— START Extracted records —

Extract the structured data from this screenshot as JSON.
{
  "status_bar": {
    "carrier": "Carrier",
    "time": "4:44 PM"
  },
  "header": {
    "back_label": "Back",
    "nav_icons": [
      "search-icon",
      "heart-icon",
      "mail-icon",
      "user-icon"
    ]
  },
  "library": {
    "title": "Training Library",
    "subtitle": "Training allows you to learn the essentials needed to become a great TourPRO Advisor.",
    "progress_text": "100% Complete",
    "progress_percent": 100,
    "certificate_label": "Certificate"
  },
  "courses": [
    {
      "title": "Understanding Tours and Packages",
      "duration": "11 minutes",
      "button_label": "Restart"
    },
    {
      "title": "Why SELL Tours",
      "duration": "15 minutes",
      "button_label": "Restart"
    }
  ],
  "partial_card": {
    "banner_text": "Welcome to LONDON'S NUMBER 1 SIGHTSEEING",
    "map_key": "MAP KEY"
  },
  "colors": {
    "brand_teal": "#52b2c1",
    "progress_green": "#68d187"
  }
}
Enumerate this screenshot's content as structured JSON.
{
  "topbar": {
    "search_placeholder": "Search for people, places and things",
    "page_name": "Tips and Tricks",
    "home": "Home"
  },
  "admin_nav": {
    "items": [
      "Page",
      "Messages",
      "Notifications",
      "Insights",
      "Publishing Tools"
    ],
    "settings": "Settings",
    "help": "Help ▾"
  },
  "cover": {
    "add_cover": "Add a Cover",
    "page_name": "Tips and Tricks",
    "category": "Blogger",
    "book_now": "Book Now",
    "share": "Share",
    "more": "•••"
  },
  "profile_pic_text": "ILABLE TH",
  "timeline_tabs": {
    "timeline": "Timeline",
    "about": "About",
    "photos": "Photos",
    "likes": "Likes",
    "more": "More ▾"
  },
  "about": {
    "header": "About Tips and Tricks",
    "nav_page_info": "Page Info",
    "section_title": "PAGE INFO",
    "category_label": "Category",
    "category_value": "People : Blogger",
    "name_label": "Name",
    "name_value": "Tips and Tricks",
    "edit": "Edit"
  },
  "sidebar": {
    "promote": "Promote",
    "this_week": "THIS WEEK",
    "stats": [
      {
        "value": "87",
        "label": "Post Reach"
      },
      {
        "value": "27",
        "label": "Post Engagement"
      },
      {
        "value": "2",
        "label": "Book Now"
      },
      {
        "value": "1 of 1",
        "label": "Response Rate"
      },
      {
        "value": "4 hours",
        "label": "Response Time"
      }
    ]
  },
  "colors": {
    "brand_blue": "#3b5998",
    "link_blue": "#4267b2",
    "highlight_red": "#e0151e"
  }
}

— END Extracted records —

Every entry must be retyped in full, exactly as given.

Result:
Extract the structured data from this screenshot as JSON.
{
  "status_bar": {
    "carrier": "Carrier",
    "time": "4:44 PM"
  },
  "header": {
    "back_label": "Back",
    "nav_icons": [
      "search-icon",
      "heart-icon",
      "mail-icon",
      "user-icon"
    ]
  },
  "library": {
    "title": "Training Library",
    "subtitle": "Training allows you to learn the essentials needed to become a great TourPRO Advisor.",
    "progress_text": "100% Complete",
    "progress_percent": 100,
    "certificate_label": "Certificate"
  },
  "courses": [
    {
      "title": "Understanding Tours and Packages",
      "duration": "11 minutes",
      "button_label": "Restart"
    },
    {
      "title": "Why SELL Tours",
      "duration": "15 minutes",
      "button_label": "Restart"
    }
  ],
  "partial_card": {
    "banner_text": "Welcome to LONDON'S NUMBER 1 SIGHTSEEING",
    "map_key": "MAP KEY"
  },
  "colors": {
    "brand_teal": "#52b2c1",
    "progress_green": "#68d187"
  }
}
Enumerate this screenshot's content as structured JSON.
{
  "topbar": {
    "search_placeholder": "Search for people, places and things",
    "page_name": "Tips and Tricks",
    "home": "Home"
  },
  "admin_nav": {
    "items": [
      "Page",
      "Messages",
      "Notifications",
      "Insights",
      "Publishing Tools"
    ],
    "settings": "Settings",
    "help": "Help ▾"
  },
  "cover": {
    "add_cover": "Add a Cover",
    "page_name": "Tips and Tricks",
    "category": "Blogger",
    "book_now": "Book Now",
    "share": "Share",
    "more": "•••"
  },
  "profile_pic_text": "ILABLE TH",
  "timeline_tabs": {
    "timeline": "Timeline",
    "about": "About",
    "photos": "Photos",
    "likes": "Likes",
    "more": "More ▾"
  },
  "about": {
    "header": "About Tips and Tricks",
    "nav_page_info": "Page Info",
    "section_title": "PAGE INFO",
    "category_label": "Category",
    "category_value": "People : Blogger",
    "name_label": "Name",
    "name_value": "Tips and Tricks",
    "edit": "Edit"
  },
  "sidebar": {
    "promote": "Promote",
    "this_week": "THIS WEEK",
    "stats": [
      {
        "value": "87",
        "label": "Post Reach"
      },
      {
        "value": "27",
        "label": "Post Engagement"
      },
      {
        "value": "2",
        "label": "Book Now"
      },
      {
        "value": "1 of 1",
        "label": "Response Rate"
      },
      {
        "value": "4 hours",
        "label": "Response Time"
      }
    ]
  },
  "colors": {
    "brand_blue": "#3b5998",
    "link_blue": "#4267b2",
    "highlight_red": "#e0151e"
  }
}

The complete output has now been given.